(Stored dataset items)
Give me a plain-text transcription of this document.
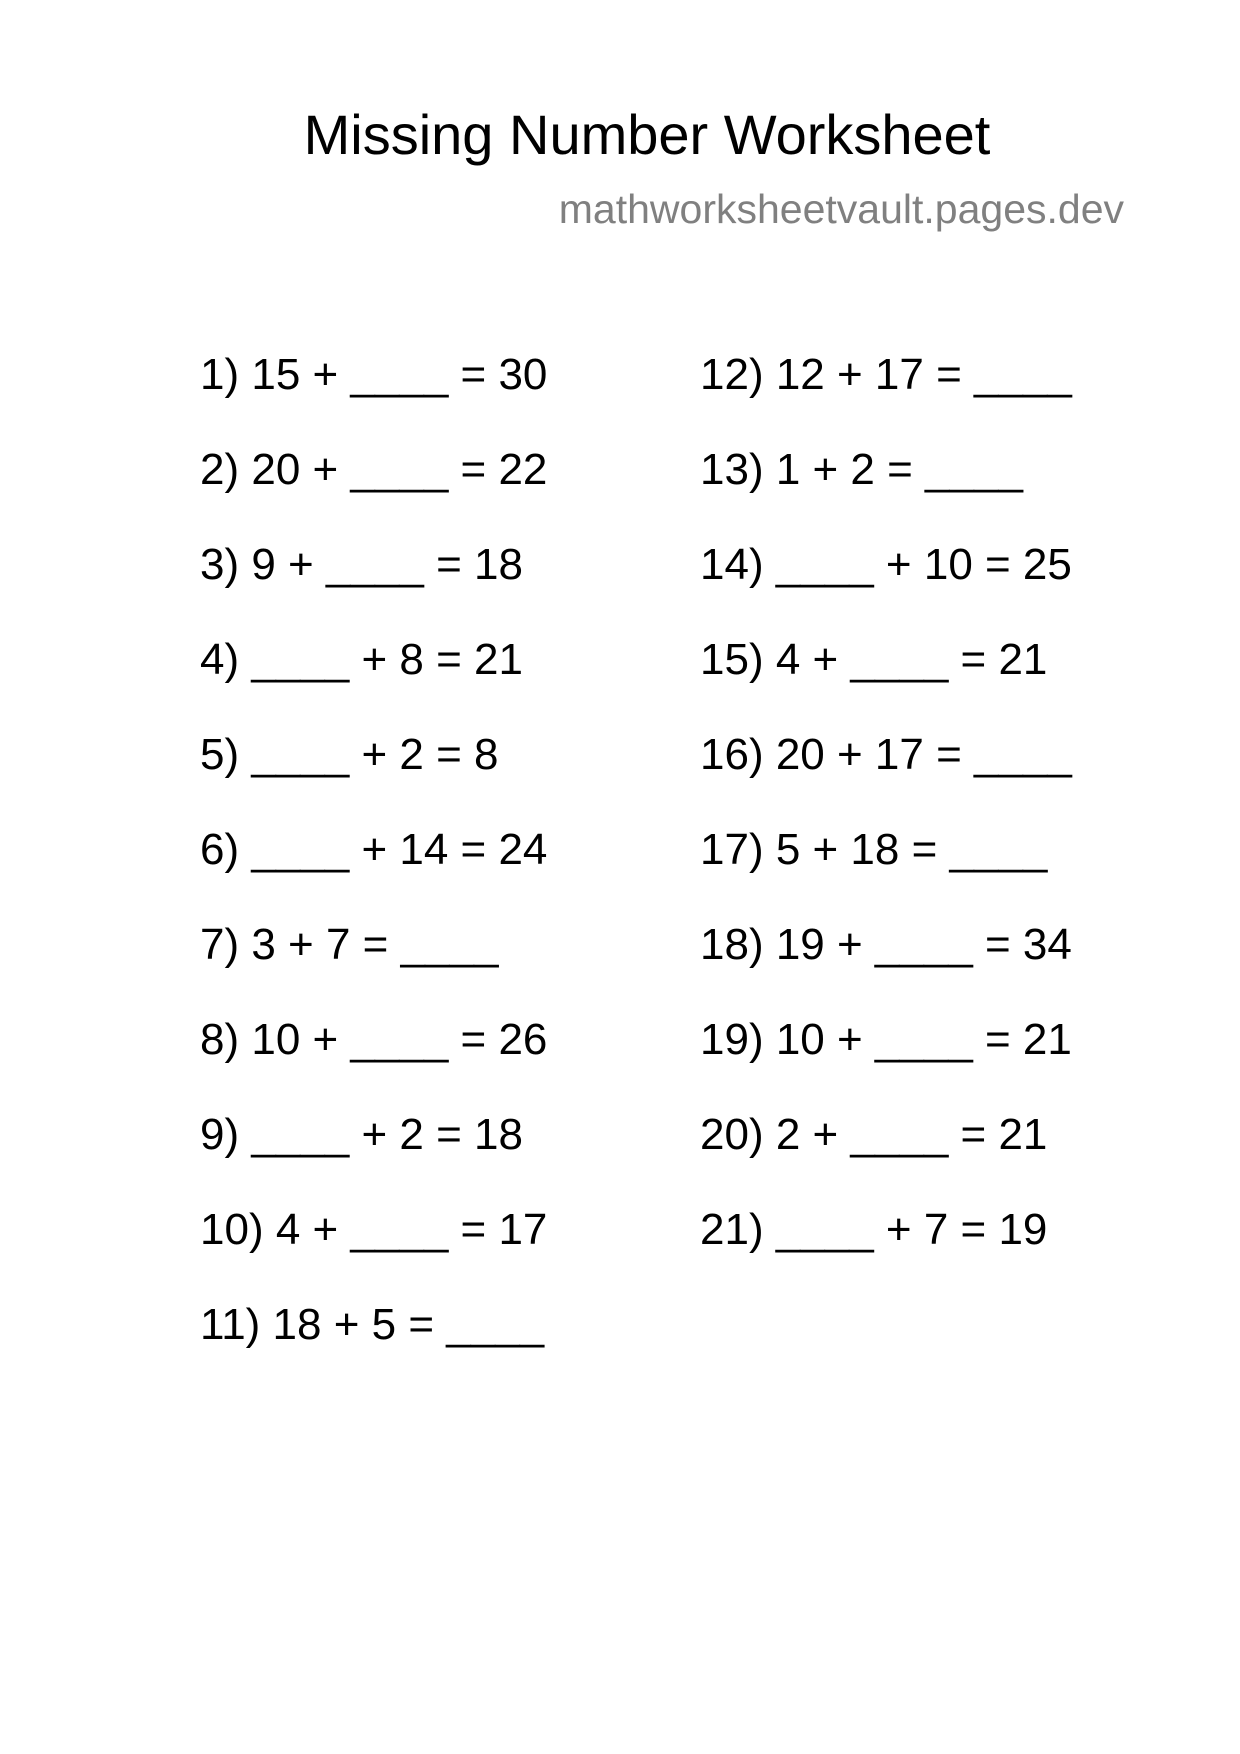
Missing Number Worksheet
mathworksheetvault.pages.dev
1) 15 + ____ = 30
2) 20 + ____ = 22
3) 9 + ____ = 18
4) ____ + 8 = 21
5) ____ + 2 = 8
6) ____ + 14 = 24
7) 3 + 7 = ____
8) 10 + ____ = 26
9) ____ + 2 = 18
10) 4 + ____ = 17
11) 18 + 5 = ____
12) 12 + 17 = ____
13) 1 + 2 = ____
14) ____ + 10 = 25
15) 4 + ____ = 21
16) 20 + 17 = ____
17) 5 + 18 = ____
18) 19 + ____ = 34
19) 10 + ____ = 21
20) 2 + ____ = 21
21) ____ + 7 = 19
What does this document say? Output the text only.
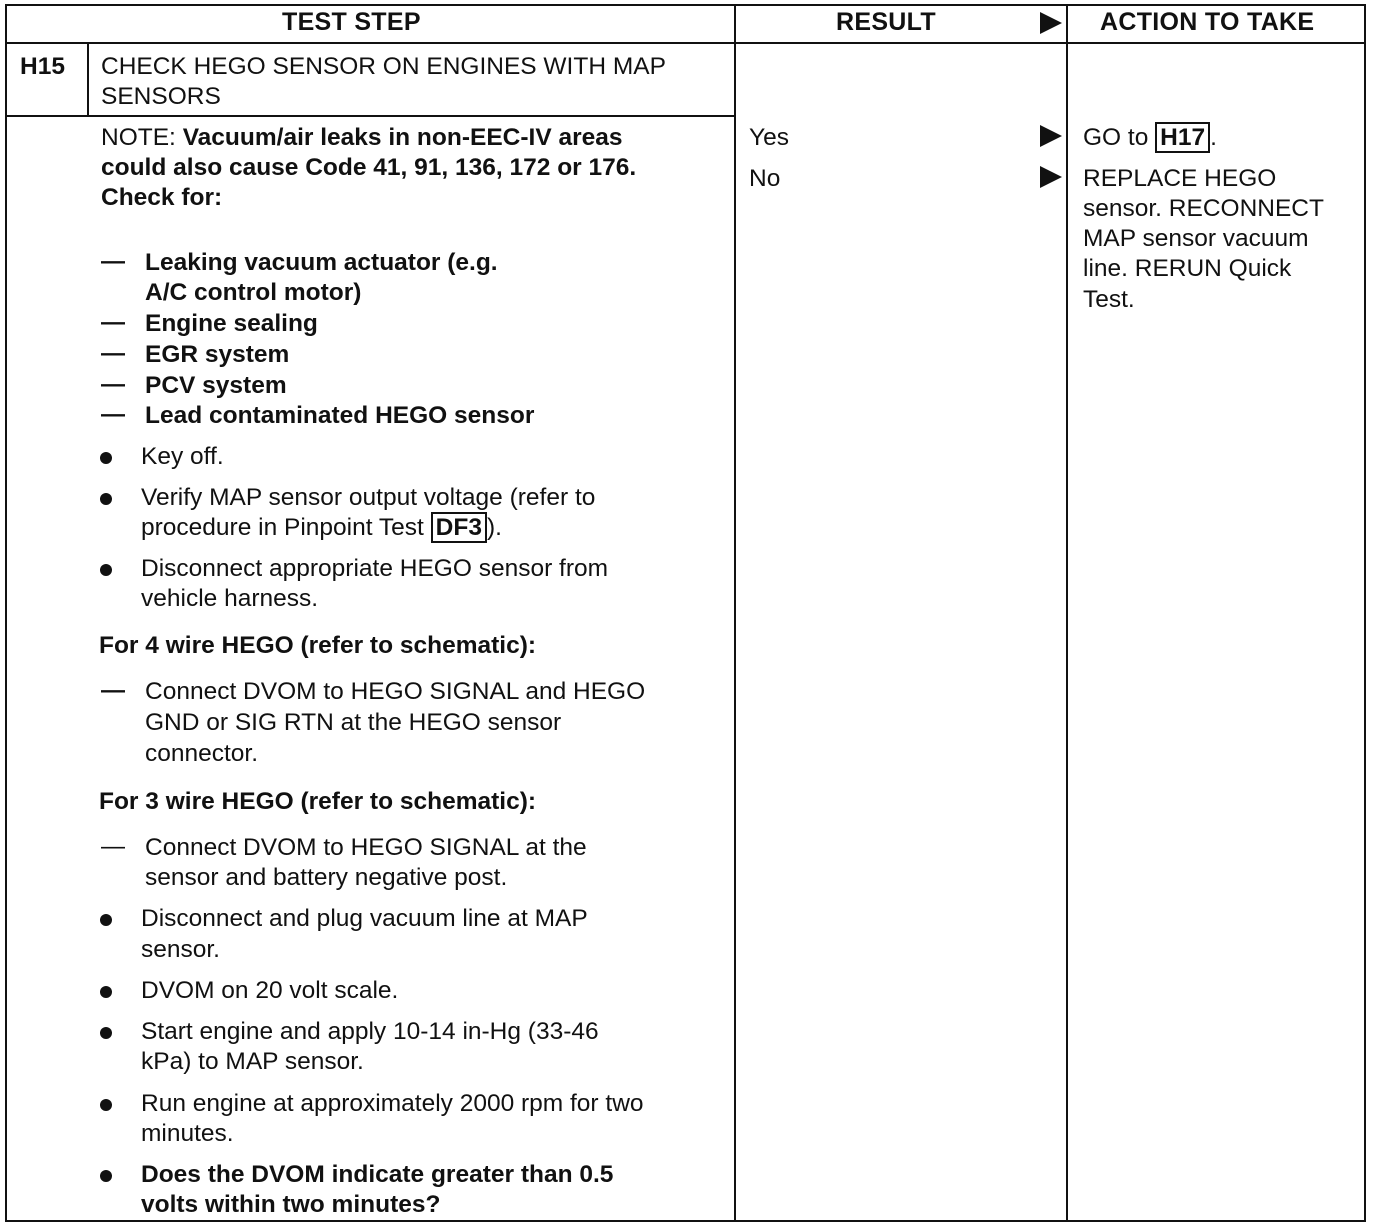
TEST STEP	RESULT	ACTION TO TAKE
H15 CHECK HEGO SENSOR ON ENGINES WITH MAP
SENSORS
NOTE: Vacuum/air leaks in non-EEC-IV areas
could also cause Code 41, 91, 136, 172 or 176.
Check for:
— Leaking vacuum actuator (e.g.
A/C control motor)
— Engine sealing
— EGR system
— PCV system
— Lead contaminated HEGO sensor
Key off.
Verify MAP sensor output voltage (refer to
procedure in Pinpoint Test DF3 ).
Disconnect appropriate HEGO sensor from
vehicle harness.
For 4 wire HEGO (refer to schematic):
— Connect DVOM to HEGO SIGNAL and HEGO
GND or SIG RTN at the HEGO sensor
connector.
For 3 wire HEGO (refer to schematic):
— Connect DVOM to HEGO SIGNAL at the
sensor and battery negative post.
Disconnect and plug vacuum line at MAP
sensor.
DVOM on 20 volt scale.
Start engine and apply 10-14 in-Hg (33-46
kPa) to MAP sensor.
Run engine at approximately 2000 rpm for two
minutes.
Does the DVOM indicate greater than 0.5
volts within two minutes?
Yes
No
GO to H17 .
REPLACE HEGO
sensor. RECONNECT
MAP sensor vacuum
line. RERUN Quick
Test.
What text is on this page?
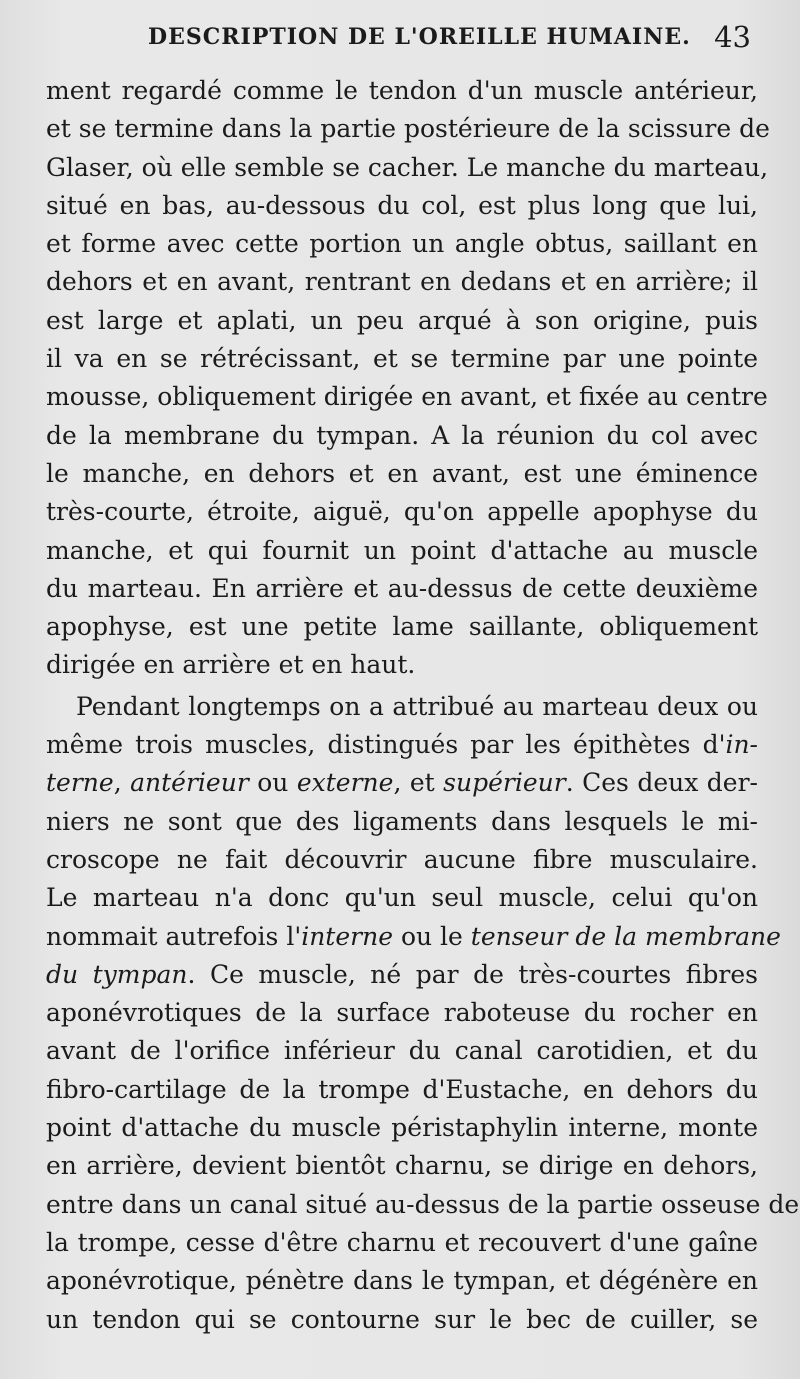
DESCRIPTION DE L'OREILLE HUMAINE. 43
ment regardé comme le tendon d'un muscle antérieur,
et se termine dans la partie postérieure de la scissure de
Glaser, où elle semble se cacher. Le manche du marteau,
situé en bas, au-dessous du col, est plus long que lui,
et forme avec cette portion un angle obtus, saillant en
dehors et en avant, rentrant en dedans et en arrière; il
est large et aplati, un peu arqué à son origine, puis
il va en se rétrécissant, et se termine par une pointe
mousse, obliquement dirigée en avant, et fixée au centre
de la membrane du tympan. A la réunion du col avec
le manche, en dehors et en avant, est une éminence
très-courte, étroite, aiguë, qu'on appelle apophyse du
manche, et qui fournit un point d'attache au muscle
du marteau. En arrière et au-dessus de cette deuxième
apophyse, est une petite lame saillante, obliquement
dirigée en arrière et en haut.
Pendant longtemps on a attribué au marteau deux ou
même trois muscles, distingués par les épithètes d'in-
terne, antérieur ou externe, et supérieur. Ces deux der-
niers ne sont que des ligaments dans lesquels le mi-
croscope ne fait découvrir aucune fibre musculaire.
Le marteau n'a donc qu'un seul muscle, celui qu'on
nommait autrefois l'interne ou le tenseur de la membrane
du tympan. Ce muscle, né par de très-courtes fibres
aponévrotiques de la surface raboteuse du rocher en
avant de l'orifice inférieur du canal carotidien, et du
fibro-cartilage de la trompe d'Eustache, en dehors du
point d'attache du muscle péristaphylin interne, monte
en arrière, devient bientôt charnu, se dirige en dehors,
entre dans un canal situé au-dessus de la partie osseuse de
la trompe, cesse d'être charnu et recouvert d'une gaîne
aponévrotique, pénètre dans le tympan, et dégénère en
un tendon qui se contourne sur le bec de cuiller, se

AIM: Output every entry word for word, but omit the pictures.

FULL ANSWER:
Give me a plain-text transcription of this document.
Missing Number Worksheet
mathworksheetvault.pages.dev
1) 15 + ____ = 30
2) 20 + ____ = 22
3) 9 + ____ = 18
4) ____ + 8 = 21
5) ____ + 2 = 8
6) ____ + 14 = 24
7) 3 + 7 = ____
8) 10 + ____ = 26
9) ____ + 2 = 18
10) 4 + ____ = 17
11) 18 + 5 = ____
12) 12 + 17 = ____
13) 1 + 2 = ____
14) ____ + 10 = 25
15) 4 + ____ = 21
16) 20 + 17 = ____
17) 5 + 18 = ____
18) 19 + ____ = 34
19) 10 + ____ = 21
20) 2 + ____ = 21
21) ____ + 7 = 19
What does this document say? Output the text only.
TEST STEP	RESULT	ACTION TO TAKE
H15 CHECK HEGO SENSOR ON ENGINES WITH MAP
SENSORS
NOTE: Vacuum/air leaks in non-EEC-IV areas
could also cause Code 41, 91, 136, 172 or 176.
Check for:
— Leaking vacuum actuator (e.g.
A/C control motor)
— Engine sealing
— EGR system
— PCV system
— Lead contaminated HEGO sensor
Key off.
Verify MAP sensor output voltage (refer to
procedure in Pinpoint Test DF3 ).
Disconnect appropriate HEGO sensor from
vehicle harness.
For 4 wire HEGO (refer to schematic):
— Connect DVOM to HEGO SIGNAL and HEGO
GND or SIG RTN at the HEGO sensor
connector.
For 3 wire HEGO (refer to schematic):
— Connect DVOM to HEGO SIGNAL at the
sensor and battery negative post.
Disconnect and plug vacuum line at MAP
sensor.
DVOM on 20 volt scale.
Start engine and apply 10-14 in-Hg (33-46
kPa) to MAP sensor.
Run engine at approximately 2000 rpm for two
minutes.
Does the DVOM indicate greater than 0.5
volts within two minutes?
Yes
No
GO to H17 .
REPLACE HEGO
sensor. RECONNECT
MAP sensor vacuum
line. RERUN Quick
Test.
What text is on this page?
DESCRIPTION DE L'OREILLE HUMAINE. 43
ment regardé comme le tendon d'un muscle antérieur,
et se termine dans la partie postérieure de la scissure de
Glaser, où elle semble se cacher. Le manche du marteau,
situé en bas, au-dessous du col, est plus long que lui,
et forme avec cette portion un angle obtus, saillant en
dehors et en avant, rentrant en dedans et en arrière; il
est large et aplati, un peu arqué à son origine, puis
il va en se rétrécissant, et se termine par une pointe
mousse, obliquement dirigée en avant, et fixée au centre
de la membrane du tympan. A la réunion du col avec
le manche, en dehors et en avant, est une éminence
très-courte, étroite, aiguë, qu'on appelle apophyse du
manche, et qui fournit un point d'attache au muscle
du marteau. En arrière et au-dessus de cette deuxième
apophyse, est une petite lame saillante, obliquement
dirigée en arrière et en haut.
Pendant longtemps on a attribué au marteau deux ou
même trois muscles, distingués par les épithètes d'in-
terne, antérieur ou externe, et supérieur. Ces deux der-
niers ne sont que des ligaments dans lesquels le mi-
croscope ne fait découvrir aucune fibre musculaire.
Le marteau n'a donc qu'un seul muscle, celui qu'on
nommait autrefois l'interne ou le tenseur de la membrane
du tympan. Ce muscle, né par de très-courtes fibres
aponévrotiques de la surface raboteuse du rocher en
avant de l'orifice inférieur du canal carotidien, et du
fibro-cartilage de la trompe d'Eustache, en dehors du
point d'attache du muscle péristaphylin interne, monte
en arrière, devient bientôt charnu, se dirige en dehors,
entre dans un canal situé au-dessus de la partie osseuse de
la trompe, cesse d'être charnu et recouvert d'une gaîne
aponévrotique, pénètre dans le tympan, et dégénère en
un tendon qui se contourne sur le bec de cuiller, se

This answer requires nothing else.